> _CHALLENGE_:
Wherever a line in the data below holds "параметры", copy that line.
*** SOURCE RECORDS ***
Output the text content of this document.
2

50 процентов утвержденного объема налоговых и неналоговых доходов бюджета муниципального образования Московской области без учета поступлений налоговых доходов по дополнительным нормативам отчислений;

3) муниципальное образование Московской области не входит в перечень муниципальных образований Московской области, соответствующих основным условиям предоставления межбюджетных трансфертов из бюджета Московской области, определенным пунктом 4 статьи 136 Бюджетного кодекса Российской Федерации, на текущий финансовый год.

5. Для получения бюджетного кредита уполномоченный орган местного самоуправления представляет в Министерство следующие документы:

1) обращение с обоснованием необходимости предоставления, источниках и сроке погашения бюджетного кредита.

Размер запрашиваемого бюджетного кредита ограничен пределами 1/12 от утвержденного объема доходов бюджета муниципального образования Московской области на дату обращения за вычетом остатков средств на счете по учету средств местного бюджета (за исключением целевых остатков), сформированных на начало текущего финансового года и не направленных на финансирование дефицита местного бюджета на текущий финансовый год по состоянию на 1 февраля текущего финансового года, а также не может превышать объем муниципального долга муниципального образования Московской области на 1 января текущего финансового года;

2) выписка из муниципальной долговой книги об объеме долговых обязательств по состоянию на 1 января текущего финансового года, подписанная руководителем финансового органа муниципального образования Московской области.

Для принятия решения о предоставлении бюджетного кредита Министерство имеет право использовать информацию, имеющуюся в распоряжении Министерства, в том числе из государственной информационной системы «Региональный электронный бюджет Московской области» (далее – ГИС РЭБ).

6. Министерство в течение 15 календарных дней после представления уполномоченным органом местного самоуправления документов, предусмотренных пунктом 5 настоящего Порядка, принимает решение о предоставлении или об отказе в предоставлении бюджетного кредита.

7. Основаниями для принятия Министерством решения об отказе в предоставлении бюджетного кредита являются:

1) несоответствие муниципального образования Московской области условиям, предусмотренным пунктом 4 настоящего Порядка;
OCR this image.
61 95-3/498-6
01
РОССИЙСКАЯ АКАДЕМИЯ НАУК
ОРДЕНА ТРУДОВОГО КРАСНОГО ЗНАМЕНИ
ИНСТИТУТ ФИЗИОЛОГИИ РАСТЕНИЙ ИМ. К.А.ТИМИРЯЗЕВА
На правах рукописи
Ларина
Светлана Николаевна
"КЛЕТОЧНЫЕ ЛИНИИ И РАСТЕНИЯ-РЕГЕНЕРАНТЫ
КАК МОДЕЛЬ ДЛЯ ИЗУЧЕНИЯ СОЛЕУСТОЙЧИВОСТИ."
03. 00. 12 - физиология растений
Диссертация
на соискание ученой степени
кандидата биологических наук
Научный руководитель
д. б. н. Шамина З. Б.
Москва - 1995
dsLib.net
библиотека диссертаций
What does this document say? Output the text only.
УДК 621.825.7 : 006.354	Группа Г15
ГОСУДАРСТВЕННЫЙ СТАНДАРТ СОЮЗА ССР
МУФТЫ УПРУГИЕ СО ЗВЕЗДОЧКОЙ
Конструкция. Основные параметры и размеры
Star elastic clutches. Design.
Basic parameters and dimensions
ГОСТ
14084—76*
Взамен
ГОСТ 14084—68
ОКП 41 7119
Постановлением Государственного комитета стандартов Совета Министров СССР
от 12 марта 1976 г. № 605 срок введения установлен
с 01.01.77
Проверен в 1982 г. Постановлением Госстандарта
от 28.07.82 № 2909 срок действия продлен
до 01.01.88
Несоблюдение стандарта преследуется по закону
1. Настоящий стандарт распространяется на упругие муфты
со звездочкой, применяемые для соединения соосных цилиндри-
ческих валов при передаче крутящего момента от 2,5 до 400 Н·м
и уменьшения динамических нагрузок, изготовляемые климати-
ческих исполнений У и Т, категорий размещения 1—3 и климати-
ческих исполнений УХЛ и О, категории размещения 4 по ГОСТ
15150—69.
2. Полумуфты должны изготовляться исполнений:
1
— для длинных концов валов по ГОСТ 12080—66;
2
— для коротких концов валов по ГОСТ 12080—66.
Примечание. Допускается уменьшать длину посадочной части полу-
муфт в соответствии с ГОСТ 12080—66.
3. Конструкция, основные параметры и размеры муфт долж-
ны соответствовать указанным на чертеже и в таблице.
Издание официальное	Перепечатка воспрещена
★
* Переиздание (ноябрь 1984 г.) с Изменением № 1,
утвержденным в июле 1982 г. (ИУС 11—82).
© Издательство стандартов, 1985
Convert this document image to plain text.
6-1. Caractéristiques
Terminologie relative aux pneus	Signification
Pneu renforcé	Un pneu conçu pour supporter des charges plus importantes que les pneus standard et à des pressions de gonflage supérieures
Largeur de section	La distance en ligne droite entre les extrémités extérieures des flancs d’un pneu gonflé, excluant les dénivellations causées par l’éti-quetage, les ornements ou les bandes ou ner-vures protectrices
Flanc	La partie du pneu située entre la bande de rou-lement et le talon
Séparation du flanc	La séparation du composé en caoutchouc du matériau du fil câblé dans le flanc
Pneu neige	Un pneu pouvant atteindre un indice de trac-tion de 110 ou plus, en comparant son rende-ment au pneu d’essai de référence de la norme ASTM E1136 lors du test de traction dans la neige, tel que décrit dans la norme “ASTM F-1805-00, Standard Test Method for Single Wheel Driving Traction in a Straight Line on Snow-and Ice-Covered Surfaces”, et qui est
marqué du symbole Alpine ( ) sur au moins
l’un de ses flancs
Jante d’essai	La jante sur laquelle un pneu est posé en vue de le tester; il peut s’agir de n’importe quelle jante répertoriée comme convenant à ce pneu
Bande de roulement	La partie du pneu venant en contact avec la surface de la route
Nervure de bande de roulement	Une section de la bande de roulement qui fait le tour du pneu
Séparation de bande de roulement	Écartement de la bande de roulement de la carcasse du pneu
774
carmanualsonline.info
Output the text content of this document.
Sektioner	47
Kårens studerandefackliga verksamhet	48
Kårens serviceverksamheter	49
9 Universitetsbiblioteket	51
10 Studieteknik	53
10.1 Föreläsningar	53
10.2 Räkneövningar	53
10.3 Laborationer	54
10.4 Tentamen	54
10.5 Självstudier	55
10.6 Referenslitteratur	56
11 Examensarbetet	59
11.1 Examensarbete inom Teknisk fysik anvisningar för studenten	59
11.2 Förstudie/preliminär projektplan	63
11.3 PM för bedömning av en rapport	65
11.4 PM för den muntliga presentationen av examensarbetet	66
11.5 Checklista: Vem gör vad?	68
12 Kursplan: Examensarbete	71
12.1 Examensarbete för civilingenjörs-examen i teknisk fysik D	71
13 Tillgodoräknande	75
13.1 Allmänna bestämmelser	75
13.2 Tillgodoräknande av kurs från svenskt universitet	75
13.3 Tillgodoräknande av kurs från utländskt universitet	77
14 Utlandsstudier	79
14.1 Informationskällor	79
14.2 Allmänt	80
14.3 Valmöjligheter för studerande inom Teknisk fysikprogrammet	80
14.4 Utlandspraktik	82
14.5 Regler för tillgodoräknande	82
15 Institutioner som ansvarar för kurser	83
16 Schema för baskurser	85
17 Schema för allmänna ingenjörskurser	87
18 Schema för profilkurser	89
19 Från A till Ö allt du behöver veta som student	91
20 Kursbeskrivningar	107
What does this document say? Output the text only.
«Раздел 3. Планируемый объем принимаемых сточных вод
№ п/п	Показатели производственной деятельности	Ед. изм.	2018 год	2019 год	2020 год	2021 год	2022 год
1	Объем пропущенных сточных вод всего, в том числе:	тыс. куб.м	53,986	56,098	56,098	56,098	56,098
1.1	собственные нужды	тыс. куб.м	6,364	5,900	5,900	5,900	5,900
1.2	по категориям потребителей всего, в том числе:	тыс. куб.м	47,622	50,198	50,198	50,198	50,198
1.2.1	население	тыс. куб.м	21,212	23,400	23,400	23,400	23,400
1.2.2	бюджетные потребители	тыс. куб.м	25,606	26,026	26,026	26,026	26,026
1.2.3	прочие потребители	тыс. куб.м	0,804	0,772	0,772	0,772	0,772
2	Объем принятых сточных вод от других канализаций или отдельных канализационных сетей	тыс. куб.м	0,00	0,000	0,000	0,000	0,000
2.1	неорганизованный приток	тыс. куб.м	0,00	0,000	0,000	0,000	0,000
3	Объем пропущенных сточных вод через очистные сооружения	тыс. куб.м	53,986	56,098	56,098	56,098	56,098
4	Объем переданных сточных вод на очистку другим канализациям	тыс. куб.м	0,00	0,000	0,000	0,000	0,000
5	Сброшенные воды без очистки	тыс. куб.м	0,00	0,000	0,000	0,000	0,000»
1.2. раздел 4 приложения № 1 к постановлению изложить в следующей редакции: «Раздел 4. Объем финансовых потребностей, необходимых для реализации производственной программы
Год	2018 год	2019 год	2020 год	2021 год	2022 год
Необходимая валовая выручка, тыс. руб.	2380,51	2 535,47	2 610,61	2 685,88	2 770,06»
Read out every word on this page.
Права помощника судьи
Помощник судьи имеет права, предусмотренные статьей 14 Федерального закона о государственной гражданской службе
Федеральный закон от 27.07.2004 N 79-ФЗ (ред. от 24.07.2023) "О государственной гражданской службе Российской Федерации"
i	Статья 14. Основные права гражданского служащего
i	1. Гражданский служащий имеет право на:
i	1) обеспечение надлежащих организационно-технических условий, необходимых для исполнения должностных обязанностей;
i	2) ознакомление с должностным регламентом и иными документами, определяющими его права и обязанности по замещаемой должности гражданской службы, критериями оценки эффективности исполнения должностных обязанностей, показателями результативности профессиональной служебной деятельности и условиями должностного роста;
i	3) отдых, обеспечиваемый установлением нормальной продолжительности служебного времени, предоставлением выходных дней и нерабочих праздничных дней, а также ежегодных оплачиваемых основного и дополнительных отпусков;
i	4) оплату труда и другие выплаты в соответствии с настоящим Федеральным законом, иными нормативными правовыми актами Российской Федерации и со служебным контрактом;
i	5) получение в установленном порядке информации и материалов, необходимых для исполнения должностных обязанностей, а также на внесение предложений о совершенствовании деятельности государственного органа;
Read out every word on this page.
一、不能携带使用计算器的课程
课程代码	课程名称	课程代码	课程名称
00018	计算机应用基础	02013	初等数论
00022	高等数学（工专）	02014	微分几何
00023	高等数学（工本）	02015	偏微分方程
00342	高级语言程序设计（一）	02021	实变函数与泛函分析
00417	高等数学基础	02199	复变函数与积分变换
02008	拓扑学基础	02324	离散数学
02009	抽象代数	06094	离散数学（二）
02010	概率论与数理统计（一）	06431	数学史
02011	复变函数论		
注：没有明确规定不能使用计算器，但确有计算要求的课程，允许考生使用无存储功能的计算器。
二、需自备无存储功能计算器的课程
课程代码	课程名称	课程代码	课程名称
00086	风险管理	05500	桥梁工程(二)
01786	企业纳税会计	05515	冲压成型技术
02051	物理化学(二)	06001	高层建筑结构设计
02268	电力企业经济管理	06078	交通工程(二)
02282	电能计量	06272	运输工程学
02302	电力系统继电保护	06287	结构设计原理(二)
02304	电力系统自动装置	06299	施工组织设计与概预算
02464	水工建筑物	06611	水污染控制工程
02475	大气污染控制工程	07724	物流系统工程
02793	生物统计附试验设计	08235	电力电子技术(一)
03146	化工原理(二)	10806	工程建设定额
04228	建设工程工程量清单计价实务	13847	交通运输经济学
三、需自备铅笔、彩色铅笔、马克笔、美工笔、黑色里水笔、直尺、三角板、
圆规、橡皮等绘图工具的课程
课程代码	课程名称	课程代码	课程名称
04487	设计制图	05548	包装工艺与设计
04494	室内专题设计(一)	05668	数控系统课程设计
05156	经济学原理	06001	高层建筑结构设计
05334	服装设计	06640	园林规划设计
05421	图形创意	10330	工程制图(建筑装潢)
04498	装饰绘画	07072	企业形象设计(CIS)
***
> _TASK ANSWER_:
Конструкция. Основные параметры и размеры
3. Конструкция, основные параметры и размеры муфт долж-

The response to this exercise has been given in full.